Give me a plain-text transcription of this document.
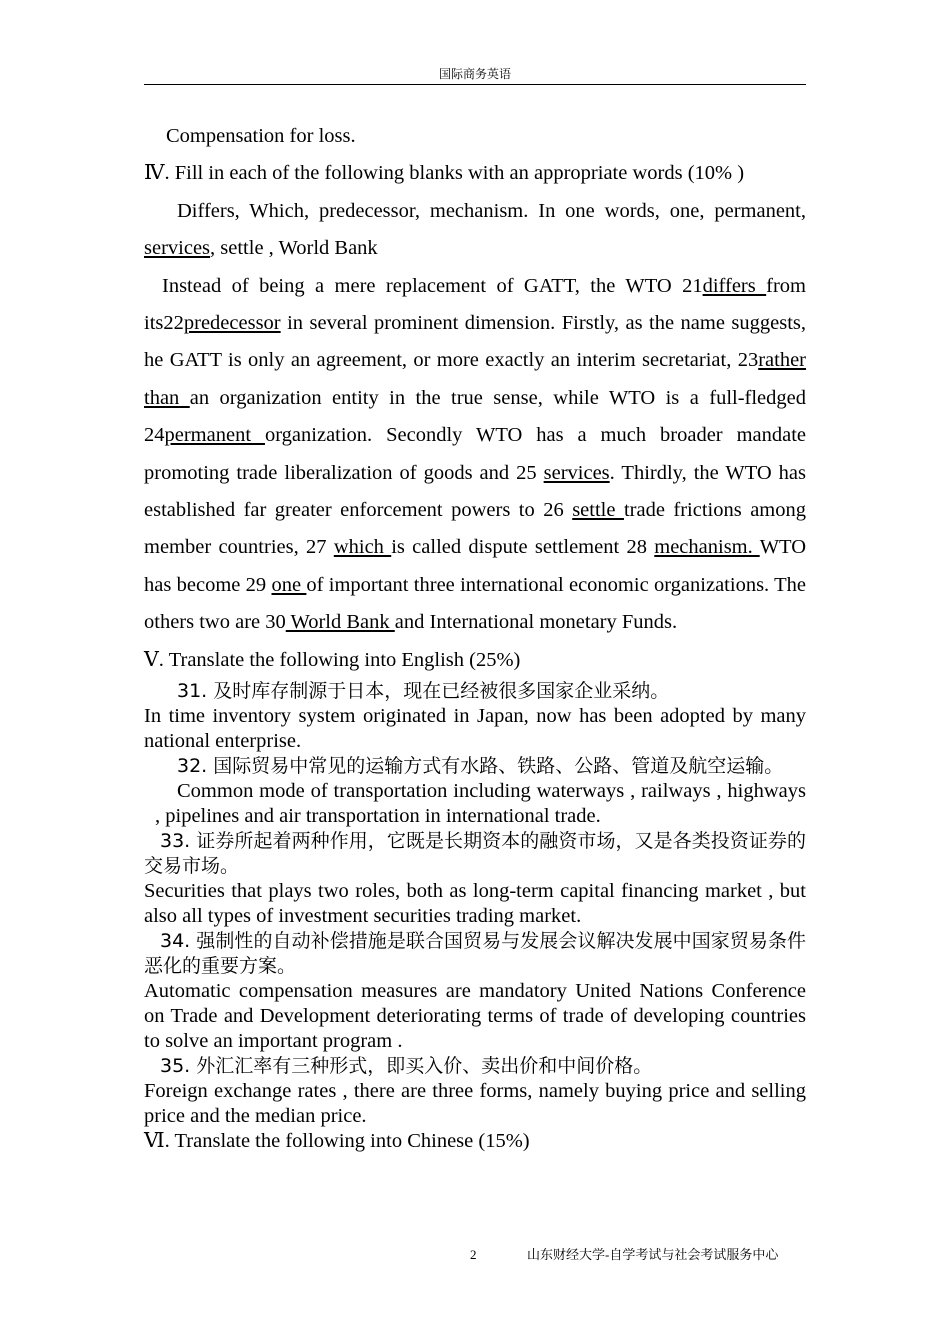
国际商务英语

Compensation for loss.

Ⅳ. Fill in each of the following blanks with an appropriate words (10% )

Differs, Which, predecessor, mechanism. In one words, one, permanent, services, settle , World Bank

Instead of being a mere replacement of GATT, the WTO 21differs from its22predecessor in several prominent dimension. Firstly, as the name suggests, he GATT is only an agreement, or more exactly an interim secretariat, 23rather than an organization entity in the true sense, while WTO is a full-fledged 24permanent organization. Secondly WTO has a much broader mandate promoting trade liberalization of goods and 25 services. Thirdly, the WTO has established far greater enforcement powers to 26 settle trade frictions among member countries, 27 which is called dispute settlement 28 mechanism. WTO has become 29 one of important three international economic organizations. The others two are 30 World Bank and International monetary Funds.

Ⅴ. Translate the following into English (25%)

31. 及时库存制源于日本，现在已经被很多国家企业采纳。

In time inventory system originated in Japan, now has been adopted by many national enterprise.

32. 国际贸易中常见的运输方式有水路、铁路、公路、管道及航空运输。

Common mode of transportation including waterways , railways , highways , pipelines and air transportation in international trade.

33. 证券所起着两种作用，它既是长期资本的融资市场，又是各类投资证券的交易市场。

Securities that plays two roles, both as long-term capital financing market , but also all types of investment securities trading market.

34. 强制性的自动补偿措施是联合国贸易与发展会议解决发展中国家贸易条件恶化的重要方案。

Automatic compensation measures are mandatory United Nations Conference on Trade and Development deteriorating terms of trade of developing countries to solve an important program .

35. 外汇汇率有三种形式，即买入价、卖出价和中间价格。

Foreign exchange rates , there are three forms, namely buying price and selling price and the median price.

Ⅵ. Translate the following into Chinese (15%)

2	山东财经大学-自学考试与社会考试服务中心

****************************************

Task description
Reproduce every entry exactly, but omit each picture.

Reply to the task
Give me a plain-text transcription of this document.
国际商务英语

Compensation for loss.

Ⅳ. Fill in each of the following blanks with an appropriate words (10% )

Differs, Which, predecessor, mechanism. In one words, one, permanent, services, settle , World Bank

Instead of being a mere replacement of GATT, the WTO 21differs from its22predecessor in several prominent dimension. Firstly, as the name suggests, he GATT is only an agreement, or more exactly an interim secretariat, 23rather than an organization entity in the true sense, while WTO is a full-fledged 24permanent organization. Secondly WTO has a much broader mandate promoting trade liberalization of goods and 25 services. Thirdly, the WTO has established far greater enforcement powers to 26 settle trade frictions among member countries, 27 which is called dispute settlement 28 mechanism. WTO has become 29 one of important three international economic organizations. The others two are 30 World Bank and International monetary Funds.

Ⅴ. Translate the following into English (25%)

31. 及时库存制源于日本，现在已经被很多国家企业采纳。

In time inventory system originated in Japan, now has been adopted by many national enterprise.

32. 国际贸易中常见的运输方式有水路、铁路、公路、管道及航空运输。

Common mode of transportation including waterways , railways , highways , pipelines and air transportation in international trade.

33. 证券所起着两种作用，它既是长期资本的融资市场，又是各类投资证券的交易市场。

Securities that plays two roles, both as long-term capital financing market , but also all types of investment securities trading market.

34. 强制性的自动补偿措施是联合国贸易与发展会议解决发展中国家贸易条件恶化的重要方案。

Automatic compensation measures are mandatory United Nations Conference on Trade and Development deteriorating terms of trade of developing countries to solve an important program .

35. 外汇汇率有三种形式，即买入价、卖出价和中间价格。

Foreign exchange rates , there are three forms, namely buying price and selling price and the median price.

Ⅵ. Translate the following into Chinese (15%)

2	山东财经大学-自学考试与社会考试服务中心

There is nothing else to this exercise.